_Records provided:_
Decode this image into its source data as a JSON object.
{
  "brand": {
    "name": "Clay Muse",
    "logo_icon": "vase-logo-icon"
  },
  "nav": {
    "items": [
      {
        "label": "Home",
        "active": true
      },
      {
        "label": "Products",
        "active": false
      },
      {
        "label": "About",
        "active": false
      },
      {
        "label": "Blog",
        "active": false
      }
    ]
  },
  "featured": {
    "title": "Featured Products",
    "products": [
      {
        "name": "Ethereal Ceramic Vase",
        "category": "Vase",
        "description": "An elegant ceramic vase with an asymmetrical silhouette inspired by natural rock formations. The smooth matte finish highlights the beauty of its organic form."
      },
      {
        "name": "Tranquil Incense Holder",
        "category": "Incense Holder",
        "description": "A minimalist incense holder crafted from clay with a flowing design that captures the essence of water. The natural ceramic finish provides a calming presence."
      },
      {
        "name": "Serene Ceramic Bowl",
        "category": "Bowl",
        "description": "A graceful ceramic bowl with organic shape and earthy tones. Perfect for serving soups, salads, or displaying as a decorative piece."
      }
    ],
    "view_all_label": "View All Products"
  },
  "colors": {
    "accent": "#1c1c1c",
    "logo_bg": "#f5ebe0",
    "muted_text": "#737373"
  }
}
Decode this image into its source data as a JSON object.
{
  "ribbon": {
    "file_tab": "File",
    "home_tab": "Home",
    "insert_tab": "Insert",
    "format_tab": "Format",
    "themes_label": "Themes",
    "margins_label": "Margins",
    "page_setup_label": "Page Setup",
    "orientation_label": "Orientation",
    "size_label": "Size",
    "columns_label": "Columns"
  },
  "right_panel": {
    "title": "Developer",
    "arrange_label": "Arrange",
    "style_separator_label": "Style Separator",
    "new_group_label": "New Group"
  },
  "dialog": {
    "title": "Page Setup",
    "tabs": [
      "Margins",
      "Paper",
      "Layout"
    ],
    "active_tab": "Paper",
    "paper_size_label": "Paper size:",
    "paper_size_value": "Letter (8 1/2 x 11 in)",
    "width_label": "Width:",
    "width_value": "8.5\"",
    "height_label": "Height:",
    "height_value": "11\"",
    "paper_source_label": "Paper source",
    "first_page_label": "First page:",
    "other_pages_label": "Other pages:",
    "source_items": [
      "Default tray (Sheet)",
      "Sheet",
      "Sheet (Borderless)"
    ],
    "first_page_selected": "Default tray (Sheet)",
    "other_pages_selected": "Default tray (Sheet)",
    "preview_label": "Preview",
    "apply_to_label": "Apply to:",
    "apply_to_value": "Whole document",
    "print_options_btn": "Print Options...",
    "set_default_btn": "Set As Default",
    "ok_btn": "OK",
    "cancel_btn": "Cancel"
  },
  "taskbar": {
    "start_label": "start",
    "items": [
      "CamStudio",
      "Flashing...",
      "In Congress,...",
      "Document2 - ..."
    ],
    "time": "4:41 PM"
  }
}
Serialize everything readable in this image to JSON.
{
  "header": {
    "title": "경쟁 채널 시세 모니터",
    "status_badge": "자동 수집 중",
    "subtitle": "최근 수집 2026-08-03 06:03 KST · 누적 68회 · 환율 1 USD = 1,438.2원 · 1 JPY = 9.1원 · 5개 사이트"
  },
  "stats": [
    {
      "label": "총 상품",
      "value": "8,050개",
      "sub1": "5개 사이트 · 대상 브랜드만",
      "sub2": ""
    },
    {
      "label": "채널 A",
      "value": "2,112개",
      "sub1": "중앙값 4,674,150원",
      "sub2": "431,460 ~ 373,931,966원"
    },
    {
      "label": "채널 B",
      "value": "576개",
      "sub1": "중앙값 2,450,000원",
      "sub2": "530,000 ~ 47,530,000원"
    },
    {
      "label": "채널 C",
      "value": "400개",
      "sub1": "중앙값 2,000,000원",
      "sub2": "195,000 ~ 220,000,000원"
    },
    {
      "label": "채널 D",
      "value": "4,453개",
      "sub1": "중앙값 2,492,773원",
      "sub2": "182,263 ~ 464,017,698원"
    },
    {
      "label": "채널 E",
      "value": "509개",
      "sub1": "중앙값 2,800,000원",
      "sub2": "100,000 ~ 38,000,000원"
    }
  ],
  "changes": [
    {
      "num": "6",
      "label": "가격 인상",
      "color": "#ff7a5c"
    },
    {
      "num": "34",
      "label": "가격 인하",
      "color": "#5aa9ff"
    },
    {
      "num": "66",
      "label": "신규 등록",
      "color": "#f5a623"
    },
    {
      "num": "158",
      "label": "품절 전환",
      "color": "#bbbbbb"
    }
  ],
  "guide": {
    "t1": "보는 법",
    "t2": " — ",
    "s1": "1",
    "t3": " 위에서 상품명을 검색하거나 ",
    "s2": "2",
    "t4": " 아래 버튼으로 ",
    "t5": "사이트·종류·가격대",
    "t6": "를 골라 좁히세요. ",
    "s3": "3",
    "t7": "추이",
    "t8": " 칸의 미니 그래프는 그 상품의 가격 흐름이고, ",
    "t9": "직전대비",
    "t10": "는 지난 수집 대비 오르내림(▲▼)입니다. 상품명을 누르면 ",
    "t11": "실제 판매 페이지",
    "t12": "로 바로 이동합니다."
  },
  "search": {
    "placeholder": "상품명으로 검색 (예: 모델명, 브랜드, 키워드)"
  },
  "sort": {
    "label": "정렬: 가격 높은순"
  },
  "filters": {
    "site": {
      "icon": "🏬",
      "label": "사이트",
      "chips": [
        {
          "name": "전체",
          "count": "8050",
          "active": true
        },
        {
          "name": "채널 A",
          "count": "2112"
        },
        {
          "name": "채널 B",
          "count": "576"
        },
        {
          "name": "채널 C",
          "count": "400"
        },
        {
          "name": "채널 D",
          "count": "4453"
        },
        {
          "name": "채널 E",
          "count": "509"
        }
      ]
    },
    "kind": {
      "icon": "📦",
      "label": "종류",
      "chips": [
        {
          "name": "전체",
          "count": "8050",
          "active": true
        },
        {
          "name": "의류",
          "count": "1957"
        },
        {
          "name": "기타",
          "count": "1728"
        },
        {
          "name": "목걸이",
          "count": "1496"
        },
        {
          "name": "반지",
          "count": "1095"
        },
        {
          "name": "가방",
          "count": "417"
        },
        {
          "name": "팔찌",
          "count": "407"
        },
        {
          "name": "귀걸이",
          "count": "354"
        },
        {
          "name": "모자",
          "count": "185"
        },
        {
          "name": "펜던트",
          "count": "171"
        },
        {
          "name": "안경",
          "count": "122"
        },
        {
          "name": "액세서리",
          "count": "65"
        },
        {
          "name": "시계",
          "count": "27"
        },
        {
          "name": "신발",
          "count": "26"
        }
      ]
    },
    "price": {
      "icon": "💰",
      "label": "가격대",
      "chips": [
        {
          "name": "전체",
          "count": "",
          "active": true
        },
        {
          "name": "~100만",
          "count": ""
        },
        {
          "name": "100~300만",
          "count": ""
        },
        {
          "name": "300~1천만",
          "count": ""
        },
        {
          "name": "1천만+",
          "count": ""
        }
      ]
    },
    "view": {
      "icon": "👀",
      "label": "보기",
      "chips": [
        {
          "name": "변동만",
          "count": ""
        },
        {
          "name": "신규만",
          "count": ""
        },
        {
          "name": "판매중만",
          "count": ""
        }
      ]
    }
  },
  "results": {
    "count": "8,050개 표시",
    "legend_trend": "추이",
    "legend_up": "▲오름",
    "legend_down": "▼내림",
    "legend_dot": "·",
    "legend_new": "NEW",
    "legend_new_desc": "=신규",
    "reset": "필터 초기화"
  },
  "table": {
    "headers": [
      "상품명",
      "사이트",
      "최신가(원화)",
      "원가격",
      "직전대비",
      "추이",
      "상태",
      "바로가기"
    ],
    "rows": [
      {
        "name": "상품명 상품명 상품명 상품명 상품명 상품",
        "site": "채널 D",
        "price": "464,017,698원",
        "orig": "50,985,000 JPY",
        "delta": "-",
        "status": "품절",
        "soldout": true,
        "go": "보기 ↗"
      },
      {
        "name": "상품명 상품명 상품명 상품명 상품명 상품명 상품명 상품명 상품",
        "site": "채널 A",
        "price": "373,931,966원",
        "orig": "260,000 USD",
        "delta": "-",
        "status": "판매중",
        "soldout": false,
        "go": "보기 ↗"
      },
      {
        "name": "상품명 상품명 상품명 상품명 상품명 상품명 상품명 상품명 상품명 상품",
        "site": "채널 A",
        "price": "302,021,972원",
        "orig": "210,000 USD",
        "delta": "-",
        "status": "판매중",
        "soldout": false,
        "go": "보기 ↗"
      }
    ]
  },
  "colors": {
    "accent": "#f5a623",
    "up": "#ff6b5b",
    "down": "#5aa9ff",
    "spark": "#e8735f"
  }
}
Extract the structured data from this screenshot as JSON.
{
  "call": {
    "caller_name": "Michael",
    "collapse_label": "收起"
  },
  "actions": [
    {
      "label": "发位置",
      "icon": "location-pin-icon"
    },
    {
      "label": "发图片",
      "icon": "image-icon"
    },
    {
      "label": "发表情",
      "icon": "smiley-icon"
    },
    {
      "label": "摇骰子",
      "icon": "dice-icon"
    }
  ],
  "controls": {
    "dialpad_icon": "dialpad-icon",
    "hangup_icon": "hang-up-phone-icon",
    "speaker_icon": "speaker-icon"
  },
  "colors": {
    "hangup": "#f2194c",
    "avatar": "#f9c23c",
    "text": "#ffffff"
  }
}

_Set exercise:_
Take the line that contains "Extract the structured" and every line after it through the end of the listing above, and repeat them exactly.

_Result:_
Extract the structured data from this screenshot as JSON.
{
  "call": {
    "caller_name": "Michael",
    "collapse_label": "收起"
  },
  "actions": [
    {
      "label": "发位置",
      "icon": "location-pin-icon"
    },
    {
      "label": "发图片",
      "icon": "image-icon"
    },
    {
      "label": "发表情",
      "icon": "smiley-icon"
    },
    {
      "label": "摇骰子",
      "icon": "dice-icon"
    }
  ],
  "controls": {
    "dialpad_icon": "dialpad-icon",
    "hangup_icon": "hang-up-phone-icon",
    "speaker_icon": "speaker-icon"
  },
  "colors": {
    "hangup": "#f2194c",
    "avatar": "#f9c23c",
    "text": "#ffffff"
  }
}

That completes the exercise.